'''

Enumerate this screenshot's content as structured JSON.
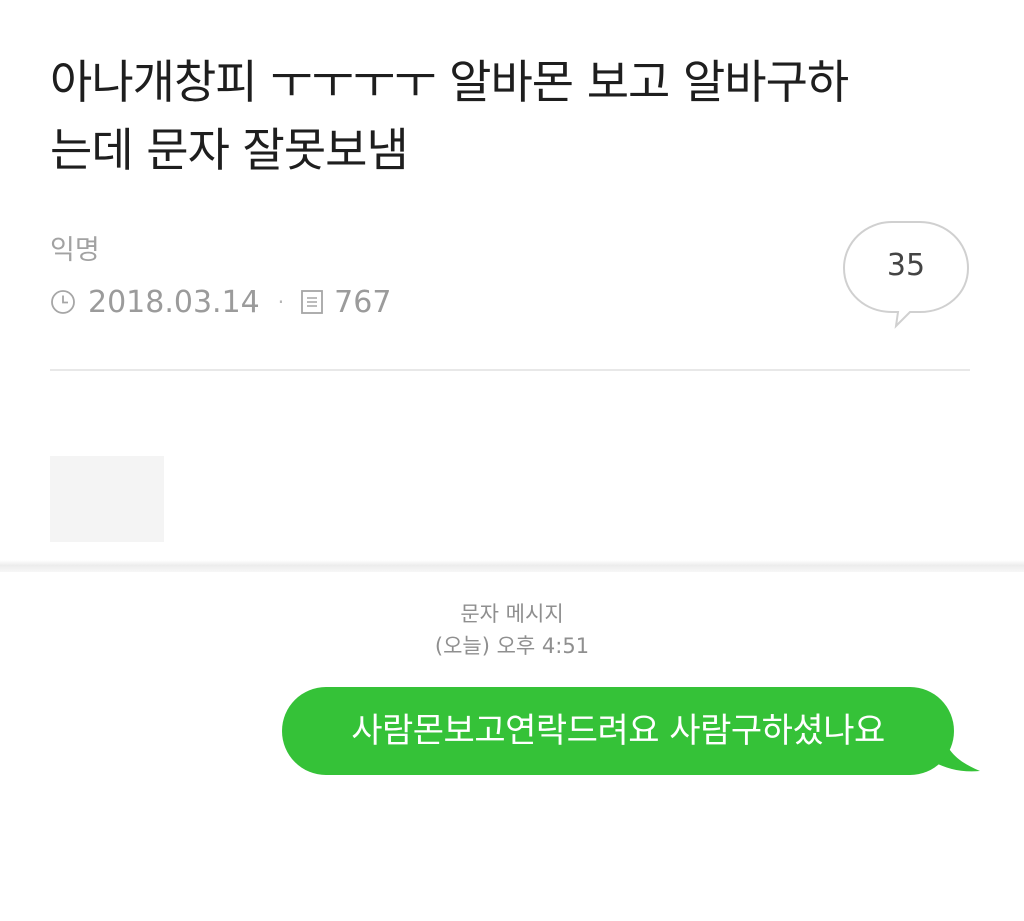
{
  "post": {
    "title_line1": "아나개창피 ㅜㅜㅜㅜ 알바몬 보고 알바구하",
    "title_line2": "는데 문자 잘못보냄",
    "author": "익명",
    "date": "2018.03.14",
    "views": "767",
    "comment_count": "35",
    "icons": {
      "date": "clock-icon",
      "views": "document-icon",
      "comments": "speech-bubble-icon"
    }
  },
  "sms": {
    "header_title": "문자 메시지",
    "header_time": "(오늘) 오후 4:51",
    "message": "사람몬보고연락드려요 사람구하셨나요",
    "bubble_color": "#35c238"
  }
}
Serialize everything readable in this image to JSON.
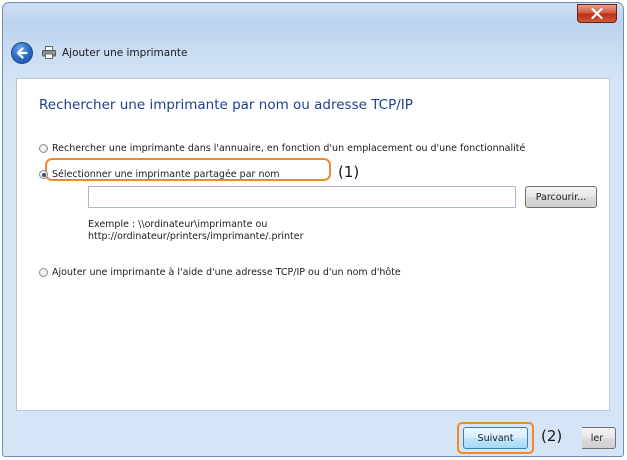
{
  "window": {
    "title": "Ajouter une imprimante",
    "close_icon": "close-icon",
    "back_icon": "back-arrow-icon",
    "printer_icon": "printer-icon"
  },
  "content": {
    "heading": "Rechercher une imprimante par nom ou adresse TCP/IP",
    "options": [
      {
        "label": "Rechercher une imprimante dans l'annuaire, en fonction d'un emplacement ou d'une fonctionnalité",
        "checked": false
      },
      {
        "label": "Sélectionner une imprimante partagée par nom",
        "checked": true
      },
      {
        "label": "Ajouter une imprimante à l'aide d'une adresse TCP/IP ou d'un nom d'hôte",
        "checked": false
      }
    ],
    "name_input": {
      "value": "",
      "placeholder": ""
    },
    "browse_button": "Parcourir...",
    "example_line1": "Exemple : \\\\ordinateur\\imprimante ou",
    "example_line2": "http://ordinateur/printers/imprimante/.printer"
  },
  "annotations": {
    "callout1": "(1)",
    "callout2": "(2)",
    "highlight_color": "#ef8a2c"
  },
  "footer": {
    "next_button": "Suivant",
    "cancel_button_visible": "ler"
  }
}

'''

▸ What to do
What you return should match the records above word for word, minus the pictures.

▸ Task solution
Enumerate this screenshot's content as structured JSON.
{
  "post": {
    "title_line1": "아나개창피 ㅜㅜㅜㅜ 알바몬 보고 알바구하",
    "title_line2": "는데 문자 잘못보냄",
    "author": "익명",
    "date": "2018.03.14",
    "views": "767",
    "comment_count": "35",
    "icons": {
      "date": "clock-icon",
      "views": "document-icon",
      "comments": "speech-bubble-icon"
    }
  },
  "sms": {
    "header_title": "문자 메시지",
    "header_time": "(오늘) 오후 4:51",
    "message": "사람몬보고연락드려요 사람구하셨나요",
    "bubble_color": "#35c238"
  }
}
Serialize everything readable in this image to JSON.
{
  "window": {
    "title": "Ajouter une imprimante",
    "close_icon": "close-icon",
    "back_icon": "back-arrow-icon",
    "printer_icon": "printer-icon"
  },
  "content": {
    "heading": "Rechercher une imprimante par nom ou adresse TCP/IP",
    "options": [
      {
        "label": "Rechercher une imprimante dans l'annuaire, en fonction d'un emplacement ou d'une fonctionnalité",
        "checked": false
      },
      {
        "label": "Sélectionner une imprimante partagée par nom",
        "checked": true
      },
      {
        "label": "Ajouter une imprimante à l'aide d'une adresse TCP/IP ou d'un nom d'hôte",
        "checked": false
      }
    ],
    "name_input": {
      "value": "",
      "placeholder": ""
    },
    "browse_button": "Parcourir...",
    "example_line1": "Exemple : \\\\ordinateur\\imprimante ou",
    "example_line2": "http://ordinateur/printers/imprimante/.printer"
  },
  "annotations": {
    "callout1": "(1)",
    "callout2": "(2)",
    "highlight_color": "#ef8a2c"
  },
  "footer": {
    "next_button": "Suivant",
    "cancel_button_visible": "ler"
  }
}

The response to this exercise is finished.